**Information given:**
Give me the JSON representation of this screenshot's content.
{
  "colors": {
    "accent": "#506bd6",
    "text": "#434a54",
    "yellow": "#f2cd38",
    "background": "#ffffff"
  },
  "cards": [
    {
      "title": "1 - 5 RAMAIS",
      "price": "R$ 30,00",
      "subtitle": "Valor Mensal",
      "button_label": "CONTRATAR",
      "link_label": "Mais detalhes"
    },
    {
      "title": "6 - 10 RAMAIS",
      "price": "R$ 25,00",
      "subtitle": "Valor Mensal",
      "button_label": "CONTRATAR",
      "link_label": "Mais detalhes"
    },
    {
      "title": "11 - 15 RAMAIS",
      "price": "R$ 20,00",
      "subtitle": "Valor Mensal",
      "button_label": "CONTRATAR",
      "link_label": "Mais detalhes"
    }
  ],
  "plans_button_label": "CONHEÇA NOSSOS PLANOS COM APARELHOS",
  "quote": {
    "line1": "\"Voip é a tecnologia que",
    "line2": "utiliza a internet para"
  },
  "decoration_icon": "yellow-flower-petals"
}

**What the task asks:**
Exactly as written, please output every entry.

**Result of this task:**
Give me the JSON representation of this screenshot's content.
{
  "colors": {
    "accent": "#506bd6",
    "text": "#434a54",
    "yellow": "#f2cd38",
    "background": "#ffffff"
  },
  "cards": [
    {
      "title": "1 - 5 RAMAIS",
      "price": "R$ 30,00",
      "subtitle": "Valor Mensal",
      "button_label": "CONTRATAR",
      "link_label": "Mais detalhes"
    },
    {
      "title": "6 - 10 RAMAIS",
      "price": "R$ 25,00",
      "subtitle": "Valor Mensal",
      "button_label": "CONTRATAR",
      "link_label": "Mais detalhes"
    },
    {
      "title": "11 - 15 RAMAIS",
      "price": "R$ 20,00",
      "subtitle": "Valor Mensal",
      "button_label": "CONTRATAR",
      "link_label": "Mais detalhes"
    }
  ],
  "plans_button_label": "CONHEÇA NOSSOS PLANOS COM APARELHOS",
  "quote": {
    "line1": "\"Voip é a tecnologia que",
    "line2": "utiliza a internet para"
  },
  "decoration_icon": "yellow-flower-petals"
}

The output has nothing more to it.